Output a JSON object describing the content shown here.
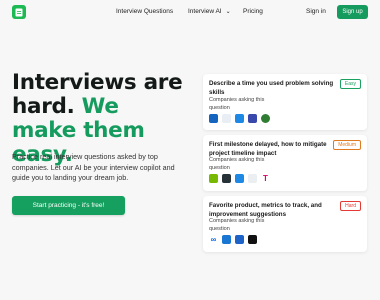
{
  "nav": {
    "links": [
      "Interview Questions",
      "Interview AI",
      "Pricing"
    ],
    "sign_in": "Sign in",
    "sign_up": "Sign up"
  },
  "hero": {
    "title_plain": "Interviews are hard.",
    "title_accent": "We make them easy.",
    "subtitle": "Practice real interview questions asked by top companies. Let our AI be your interview copilot and guide you to landing your dream job.",
    "cta": "Start practicing - it's free!"
  },
  "cards": [
    {
      "question": "Describe a time you used problem solving skills",
      "difficulty": "Easy",
      "difficulty_color": "#1aa15f",
      "asking_label": "Companies asking this question",
      "companies": [
        {
          "icon": "company-logo-blue-circle",
          "glyph": "",
          "color": "#1565c0"
        },
        {
          "icon": "company-logo-light-wordmark",
          "glyph": "",
          "color": "#e9eef5"
        },
        {
          "icon": "company-logo-cyan",
          "glyph": "",
          "color": "#1e88e5"
        },
        {
          "icon": "company-logo-navy",
          "glyph": "",
          "color": "#3949ab"
        },
        {
          "icon": "company-logo-green-emblem",
          "glyph": "",
          "color": "#2e7d32"
        }
      ]
    },
    {
      "question": "First milestone delayed, how to mitigate project timeline impact",
      "difficulty": "Medium",
      "difficulty_color": "#e07a1f",
      "asking_label": "Companies asking this question",
      "companies": [
        {
          "icon": "company-logo-green",
          "glyph": "",
          "color": "#76b900"
        },
        {
          "icon": "company-logo-dark",
          "glyph": "",
          "color": "#263238"
        },
        {
          "icon": "company-logo-blue",
          "glyph": "",
          "color": "#1e88e5"
        },
        {
          "icon": "company-logo-grid",
          "glyph": "",
          "color": "#eceff1"
        },
        {
          "icon": "company-logo-t-magenta",
          "glyph": "T",
          "color": "#e20074"
        }
      ]
    },
    {
      "question": "Favorite product, metrics to track, and improvement suggestions",
      "difficulty": "Hard",
      "difficulty_color": "#e53935",
      "asking_label": "Companies asking this question",
      "companies": [
        {
          "icon": "company-logo-meta",
          "glyph": "∞",
          "color": "#ffffff"
        },
        {
          "icon": "company-logo-blue-square",
          "glyph": "",
          "color": "#1976d2"
        },
        {
          "icon": "company-logo-blue-mark",
          "glyph": "",
          "color": "#1e63c8"
        },
        {
          "icon": "company-logo-black",
          "glyph": "",
          "color": "#111111"
        }
      ]
    }
  ]
}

**TASK REQUIREMENTS**
From the listing above, collect every line that mentions the word "green".

**TASK OUTPUT**
          "icon": "company-logo-green-emblem",
          "icon": "company-logo-green",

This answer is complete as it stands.